Material:
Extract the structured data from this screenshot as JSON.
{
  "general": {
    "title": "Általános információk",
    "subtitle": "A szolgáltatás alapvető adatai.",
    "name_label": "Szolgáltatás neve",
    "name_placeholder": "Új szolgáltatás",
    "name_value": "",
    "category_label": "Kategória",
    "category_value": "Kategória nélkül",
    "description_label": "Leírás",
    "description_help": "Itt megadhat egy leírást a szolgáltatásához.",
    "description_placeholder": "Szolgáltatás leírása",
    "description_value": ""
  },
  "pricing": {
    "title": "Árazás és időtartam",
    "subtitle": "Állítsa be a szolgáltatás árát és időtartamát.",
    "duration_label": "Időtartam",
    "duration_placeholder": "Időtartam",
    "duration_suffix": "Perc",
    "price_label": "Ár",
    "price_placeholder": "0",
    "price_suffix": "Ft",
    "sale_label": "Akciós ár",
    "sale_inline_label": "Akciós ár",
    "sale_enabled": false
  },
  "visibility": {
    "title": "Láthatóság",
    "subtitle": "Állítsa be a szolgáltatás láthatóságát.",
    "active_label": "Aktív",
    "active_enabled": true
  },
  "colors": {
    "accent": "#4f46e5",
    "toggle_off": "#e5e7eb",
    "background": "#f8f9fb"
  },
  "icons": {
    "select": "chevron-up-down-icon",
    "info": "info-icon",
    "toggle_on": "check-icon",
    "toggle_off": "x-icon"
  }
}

Aim:
Using the listing above, reproduce each line without omission.

Full answer:
Extract the structured data from this screenshot as JSON.
{
  "general": {
    "title": "Általános információk",
    "subtitle": "A szolgáltatás alapvető adatai.",
    "name_label": "Szolgáltatás neve",
    "name_placeholder": "Új szolgáltatás",
    "name_value": "",
    "category_label": "Kategória",
    "category_value": "Kategória nélkül",
    "description_label": "Leírás",
    "description_help": "Itt megadhat egy leírást a szolgáltatásához.",
    "description_placeholder": "Szolgáltatás leírása",
    "description_value": ""
  },
  "pricing": {
    "title": "Árazás és időtartam",
    "subtitle": "Állítsa be a szolgáltatás árát és időtartamát.",
    "duration_label": "Időtartam",
    "duration_placeholder": "Időtartam",
    "duration_suffix": "Perc",
    "price_label": "Ár",
    "price_placeholder": "0",
    "price_suffix": "Ft",
    "sale_label": "Akciós ár",
    "sale_inline_label": "Akciós ár",
    "sale_enabled": false
  },
  "visibility": {
    "title": "Láthatóság",
    "subtitle": "Állítsa be a szolgáltatás láthatóságát.",
    "active_label": "Aktív",
    "active_enabled": true
  },
  "colors": {
    "accent": "#4f46e5",
    "toggle_off": "#e5e7eb",
    "background": "#f8f9fb"
  },
  "icons": {
    "select": "chevron-up-down-icon",
    "info": "info-icon",
    "toggle_on": "check-icon",
    "toggle_off": "x-icon"
  }
}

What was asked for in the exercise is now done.